Dataset entries
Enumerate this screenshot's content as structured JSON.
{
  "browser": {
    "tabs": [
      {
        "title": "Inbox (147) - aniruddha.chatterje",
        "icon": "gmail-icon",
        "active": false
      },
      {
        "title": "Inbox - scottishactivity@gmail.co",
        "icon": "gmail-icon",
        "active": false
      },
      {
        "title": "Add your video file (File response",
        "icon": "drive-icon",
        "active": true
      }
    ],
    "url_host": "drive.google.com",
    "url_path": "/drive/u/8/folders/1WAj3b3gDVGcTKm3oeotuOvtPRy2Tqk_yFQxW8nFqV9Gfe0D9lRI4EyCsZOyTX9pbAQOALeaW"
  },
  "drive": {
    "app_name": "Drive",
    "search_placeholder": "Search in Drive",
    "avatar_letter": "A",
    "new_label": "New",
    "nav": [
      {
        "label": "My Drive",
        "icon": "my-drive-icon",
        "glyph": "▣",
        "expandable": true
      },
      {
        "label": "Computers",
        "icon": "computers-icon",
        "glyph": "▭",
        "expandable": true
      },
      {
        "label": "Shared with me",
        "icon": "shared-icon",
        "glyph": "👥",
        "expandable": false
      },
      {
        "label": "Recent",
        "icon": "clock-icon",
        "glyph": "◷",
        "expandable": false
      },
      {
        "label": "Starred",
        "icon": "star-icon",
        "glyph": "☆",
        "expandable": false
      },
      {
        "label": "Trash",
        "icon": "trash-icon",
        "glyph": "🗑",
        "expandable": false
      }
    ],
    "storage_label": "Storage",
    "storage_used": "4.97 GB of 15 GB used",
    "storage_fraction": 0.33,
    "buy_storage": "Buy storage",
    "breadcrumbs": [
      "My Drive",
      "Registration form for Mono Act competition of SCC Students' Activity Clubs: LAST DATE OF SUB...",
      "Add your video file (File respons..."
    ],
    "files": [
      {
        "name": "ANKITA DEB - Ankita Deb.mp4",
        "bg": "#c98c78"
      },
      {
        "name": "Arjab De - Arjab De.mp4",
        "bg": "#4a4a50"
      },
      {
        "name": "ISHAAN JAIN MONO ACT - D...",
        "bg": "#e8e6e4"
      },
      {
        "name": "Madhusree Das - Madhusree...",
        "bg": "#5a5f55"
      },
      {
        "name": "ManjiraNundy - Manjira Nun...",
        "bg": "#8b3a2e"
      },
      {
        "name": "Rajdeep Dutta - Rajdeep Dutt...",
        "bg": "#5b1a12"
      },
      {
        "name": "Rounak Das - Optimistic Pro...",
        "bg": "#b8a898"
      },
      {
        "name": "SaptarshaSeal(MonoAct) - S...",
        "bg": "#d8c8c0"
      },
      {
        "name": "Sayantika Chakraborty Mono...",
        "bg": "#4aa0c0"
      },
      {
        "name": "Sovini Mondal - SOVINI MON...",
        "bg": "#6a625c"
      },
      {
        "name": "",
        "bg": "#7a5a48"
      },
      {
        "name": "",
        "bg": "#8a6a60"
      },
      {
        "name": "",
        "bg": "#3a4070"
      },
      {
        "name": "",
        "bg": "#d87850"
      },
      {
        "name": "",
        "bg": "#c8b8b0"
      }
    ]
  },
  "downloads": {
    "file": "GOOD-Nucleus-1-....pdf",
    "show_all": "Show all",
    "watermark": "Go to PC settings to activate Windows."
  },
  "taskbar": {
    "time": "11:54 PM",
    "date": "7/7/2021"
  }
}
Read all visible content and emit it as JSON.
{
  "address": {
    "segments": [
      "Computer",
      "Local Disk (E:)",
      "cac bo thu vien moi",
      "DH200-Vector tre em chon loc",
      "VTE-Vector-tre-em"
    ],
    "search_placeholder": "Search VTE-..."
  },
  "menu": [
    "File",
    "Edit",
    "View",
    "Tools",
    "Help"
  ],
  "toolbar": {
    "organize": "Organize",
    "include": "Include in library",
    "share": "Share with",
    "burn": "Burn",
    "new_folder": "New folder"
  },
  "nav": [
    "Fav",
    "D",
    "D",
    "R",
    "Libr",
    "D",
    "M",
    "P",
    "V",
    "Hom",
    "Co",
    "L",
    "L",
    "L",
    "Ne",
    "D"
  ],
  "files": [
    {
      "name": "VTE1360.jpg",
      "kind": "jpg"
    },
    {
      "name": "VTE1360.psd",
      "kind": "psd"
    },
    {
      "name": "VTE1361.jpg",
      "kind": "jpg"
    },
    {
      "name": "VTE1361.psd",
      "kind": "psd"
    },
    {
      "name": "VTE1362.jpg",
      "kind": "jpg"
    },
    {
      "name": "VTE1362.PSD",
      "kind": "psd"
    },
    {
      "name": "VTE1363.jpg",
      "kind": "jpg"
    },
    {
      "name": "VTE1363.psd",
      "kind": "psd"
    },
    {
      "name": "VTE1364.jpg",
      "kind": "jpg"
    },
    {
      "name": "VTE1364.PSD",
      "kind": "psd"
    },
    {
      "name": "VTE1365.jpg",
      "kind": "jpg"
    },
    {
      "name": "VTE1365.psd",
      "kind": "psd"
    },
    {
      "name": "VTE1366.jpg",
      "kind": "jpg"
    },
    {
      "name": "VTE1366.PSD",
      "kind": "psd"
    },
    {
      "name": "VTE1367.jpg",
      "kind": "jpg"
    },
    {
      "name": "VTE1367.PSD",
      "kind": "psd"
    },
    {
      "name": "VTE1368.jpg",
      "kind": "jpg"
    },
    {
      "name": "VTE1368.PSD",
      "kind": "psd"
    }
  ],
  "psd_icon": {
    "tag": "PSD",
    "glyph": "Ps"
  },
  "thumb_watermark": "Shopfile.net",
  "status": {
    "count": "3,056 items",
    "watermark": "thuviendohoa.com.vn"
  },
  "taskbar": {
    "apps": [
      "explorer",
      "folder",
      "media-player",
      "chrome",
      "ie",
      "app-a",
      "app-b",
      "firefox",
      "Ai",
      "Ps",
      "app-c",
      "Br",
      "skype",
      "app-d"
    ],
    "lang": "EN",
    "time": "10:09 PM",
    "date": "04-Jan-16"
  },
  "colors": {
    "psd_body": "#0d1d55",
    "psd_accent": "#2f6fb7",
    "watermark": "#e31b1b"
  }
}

> [WHAT IS EXPECTED]
Your task is to print all of the records exactly.

> [RESPONSE]
Enumerate this screenshot's content as structured JSON.
{
  "browser": {
    "tabs": [
      {
        "title": "Inbox (147) - aniruddha.chatterje",
        "icon": "gmail-icon",
        "active": false
      },
      {
        "title": "Inbox - scottishactivity@gmail.co",
        "icon": "gmail-icon",
        "active": false
      },
      {
        "title": "Add your video file (File response",
        "icon": "drive-icon",
        "active": true
      }
    ],
    "url_host": "drive.google.com",
    "url_path": "/drive/u/8/folders/1WAj3b3gDVGcTKm3oeotuOvtPRy2Tqk_yFQxW8nFqV9Gfe0D9lRI4EyCsZOyTX9pbAQOALeaW"
  },
  "drive": {
    "app_name": "Drive",
    "search_placeholder": "Search in Drive",
    "avatar_letter": "A",
    "new_label": "New",
    "nav": [
      {
        "label": "My Drive",
        "icon": "my-drive-icon",
        "glyph": "▣",
        "expandable": true
      },
      {
        "label": "Computers",
        "icon": "computers-icon",
        "glyph": "▭",
        "expandable": true
      },
      {
        "label": "Shared with me",
        "icon": "shared-icon",
        "glyph": "👥",
        "expandable": false
      },
      {
        "label": "Recent",
        "icon": "clock-icon",
        "glyph": "◷",
        "expandable": false
      },
      {
        "label": "Starred",
        "icon": "star-icon",
        "glyph": "☆",
        "expandable": false
      },
      {
        "label": "Trash",
        "icon": "trash-icon",
        "glyph": "🗑",
        "expandable": false
      }
    ],
    "storage_label": "Storage",
    "storage_used": "4.97 GB of 15 GB used",
    "storage_fraction": 0.33,
    "buy_storage": "Buy storage",
    "breadcrumbs": [
      "My Drive",
      "Registration form for Mono Act competition of SCC Students' Activity Clubs: LAST DATE OF SUB...",
      "Add your video file (File respons..."
    ],
    "files": [
      {
        "name": "ANKITA DEB - Ankita Deb.mp4",
        "bg": "#c98c78"
      },
      {
        "name": "Arjab De - Arjab De.mp4",
        "bg": "#4a4a50"
      },
      {
        "name": "ISHAAN JAIN MONO ACT - D...",
        "bg": "#e8e6e4"
      },
      {
        "name": "Madhusree Das - Madhusree...",
        "bg": "#5a5f55"
      },
      {
        "name": "ManjiraNundy - Manjira Nun...",
        "bg": "#8b3a2e"
      },
      {
        "name": "Rajdeep Dutta - Rajdeep Dutt...",
        "bg": "#5b1a12"
      },
      {
        "name": "Rounak Das - Optimistic Pro...",
        "bg": "#b8a898"
      },
      {
        "name": "SaptarshaSeal(MonoAct) - S...",
        "bg": "#d8c8c0"
      },
      {
        "name": "Sayantika Chakraborty Mono...",
        "bg": "#4aa0c0"
      },
      {
        "name": "Sovini Mondal - SOVINI MON...",
        "bg": "#6a625c"
      },
      {
        "name": "",
        "bg": "#7a5a48"
      },
      {
        "name": "",
        "bg": "#8a6a60"
      },
      {
        "name": "",
        "bg": "#3a4070"
      },
      {
        "name": "",
        "bg": "#d87850"
      },
      {
        "name": "",
        "bg": "#c8b8b0"
      }
    ]
  },
  "downloads": {
    "file": "GOOD-Nucleus-1-....pdf",
    "show_all": "Show all",
    "watermark": "Go to PC settings to activate Windows."
  },
  "taskbar": {
    "time": "11:54 PM",
    "date": "7/7/2021"
  }
}
Read all visible content and emit it as JSON.
{
  "address": {
    "segments": [
      "Computer",
      "Local Disk (E:)",
      "cac bo thu vien moi",
      "DH200-Vector tre em chon loc",
      "VTE-Vector-tre-em"
    ],
    "search_placeholder": "Search VTE-..."
  },
  "menu": [
    "File",
    "Edit",
    "View",
    "Tools",
    "Help"
  ],
  "toolbar": {
    "organize": "Organize",
    "include": "Include in library",
    "share": "Share with",
    "burn": "Burn",
    "new_folder": "New folder"
  },
  "nav": [
    "Fav",
    "D",
    "D",
    "R",
    "Libr",
    "D",
    "M",
    "P",
    "V",
    "Hom",
    "Co",
    "L",
    "L",
    "L",
    "Ne",
    "D"
  ],
  "files": [
    {
      "name": "VTE1360.jpg",
      "kind": "jpg"
    },
    {
      "name": "VTE1360.psd",
      "kind": "psd"
    },
    {
      "name": "VTE1361.jpg",
      "kind": "jpg"
    },
    {
      "name": "VTE1361.psd",
      "kind": "psd"
    },
    {
      "name": "VTE1362.jpg",
      "kind": "jpg"
    },
    {
      "name": "VTE1362.PSD",
      "kind": "psd"
    },
    {
      "name": "VTE1363.jpg",
      "kind": "jpg"
    },
    {
      "name": "VTE1363.psd",
      "kind": "psd"
    },
    {
      "name": "VTE1364.jpg",
      "kind": "jpg"
    },
    {
      "name": "VTE1364.PSD",
      "kind": "psd"
    },
    {
      "name": "VTE1365.jpg",
      "kind": "jpg"
    },
    {
      "name": "VTE1365.psd",
      "kind": "psd"
    },
    {
      "name": "VTE1366.jpg",
      "kind": "jpg"
    },
    {
      "name": "VTE1366.PSD",
      "kind": "psd"
    },
    {
      "name": "VTE1367.jpg",
      "kind": "jpg"
    },
    {
      "name": "VTE1367.PSD",
      "kind": "psd"
    },
    {
      "name": "VTE1368.jpg",
      "kind": "jpg"
    },
    {
      "name": "VTE1368.PSD",
      "kind": "psd"
    }
  ],
  "psd_icon": {
    "tag": "PSD",
    "glyph": "Ps"
  },
  "thumb_watermark": "Shopfile.net",
  "status": {
    "count": "3,056 items",
    "watermark": "thuviendohoa.com.vn"
  },
  "taskbar": {
    "apps": [
      "explorer",
      "folder",
      "media-player",
      "chrome",
      "ie",
      "app-a",
      "app-b",
      "firefox",
      "Ai",
      "Ps",
      "app-c",
      "Br",
      "skype",
      "app-d"
    ],
    "lang": "EN",
    "time": "10:09 PM",
    "date": "04-Jan-16"
  },
  "colors": {
    "psd_body": "#0d1d55",
    "psd_accent": "#2f6fb7",
    "watermark": "#e31b1b"
  }
}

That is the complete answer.